(Data listing)
___

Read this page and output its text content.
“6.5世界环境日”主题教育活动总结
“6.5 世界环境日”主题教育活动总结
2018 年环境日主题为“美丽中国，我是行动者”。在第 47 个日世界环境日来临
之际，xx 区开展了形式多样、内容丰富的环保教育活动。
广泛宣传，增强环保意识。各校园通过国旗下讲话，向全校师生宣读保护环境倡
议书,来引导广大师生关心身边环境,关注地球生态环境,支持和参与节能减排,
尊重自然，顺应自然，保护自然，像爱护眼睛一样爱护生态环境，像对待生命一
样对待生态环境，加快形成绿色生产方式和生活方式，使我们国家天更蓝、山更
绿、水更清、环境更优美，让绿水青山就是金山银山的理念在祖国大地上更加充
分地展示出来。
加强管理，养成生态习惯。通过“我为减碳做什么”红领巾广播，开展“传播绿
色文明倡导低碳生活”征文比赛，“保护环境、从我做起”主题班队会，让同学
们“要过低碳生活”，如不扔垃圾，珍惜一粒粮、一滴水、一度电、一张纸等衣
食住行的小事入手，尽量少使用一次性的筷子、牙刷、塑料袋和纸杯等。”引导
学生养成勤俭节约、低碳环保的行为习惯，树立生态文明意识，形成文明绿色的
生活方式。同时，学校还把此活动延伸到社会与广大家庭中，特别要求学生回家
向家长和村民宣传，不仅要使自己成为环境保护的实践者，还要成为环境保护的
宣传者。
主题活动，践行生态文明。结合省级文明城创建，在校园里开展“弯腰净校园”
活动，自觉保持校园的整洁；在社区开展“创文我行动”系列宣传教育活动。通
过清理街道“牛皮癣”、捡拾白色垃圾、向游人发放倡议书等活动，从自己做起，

___

_Problem statement_. Transcribe each entry precisely, missing none.

_Solved exercise_.
Read this page and output its text content.
“6.5世界环境日”主题教育活动总结
“6.5 世界环境日”主题教育活动总结
2018 年环境日主题为“美丽中国，我是行动者”。在第 47 个日世界环境日来临
之际，xx 区开展了形式多样、内容丰富的环保教育活动。
广泛宣传，增强环保意识。各校园通过国旗下讲话，向全校师生宣读保护环境倡
议书,来引导广大师生关心身边环境,关注地球生态环境,支持和参与节能减排,
尊重自然，顺应自然，保护自然，像爱护眼睛一样爱护生态环境，像对待生命一
样对待生态环境，加快形成绿色生产方式和生活方式，使我们国家天更蓝、山更
绿、水更清、环境更优美，让绿水青山就是金山银山的理念在祖国大地上更加充
分地展示出来。
加强管理，养成生态习惯。通过“我为减碳做什么”红领巾广播，开展“传播绿
色文明倡导低碳生活”征文比赛，“保护环境、从我做起”主题班队会，让同学
们“要过低碳生活”，如不扔垃圾，珍惜一粒粮、一滴水、一度电、一张纸等衣
食住行的小事入手，尽量少使用一次性的筷子、牙刷、塑料袋和纸杯等。”引导
学生养成勤俭节约、低碳环保的行为习惯，树立生态文明意识，形成文明绿色的
生活方式。同时，学校还把此活动延伸到社会与广大家庭中，特别要求学生回家
向家长和村民宣传，不仅要使自己成为环境保护的实践者，还要成为环境保护的
宣传者。
主题活动，践行生态文明。结合省级文明城创建，在校园里开展“弯腰净校园”
活动，自觉保持校园的整洁；在社区开展“创文我行动”系列宣传教育活动。通
过清理街道“牛皮癣”、捡拾白色垃圾、向游人发放倡议书等活动，从自己做起，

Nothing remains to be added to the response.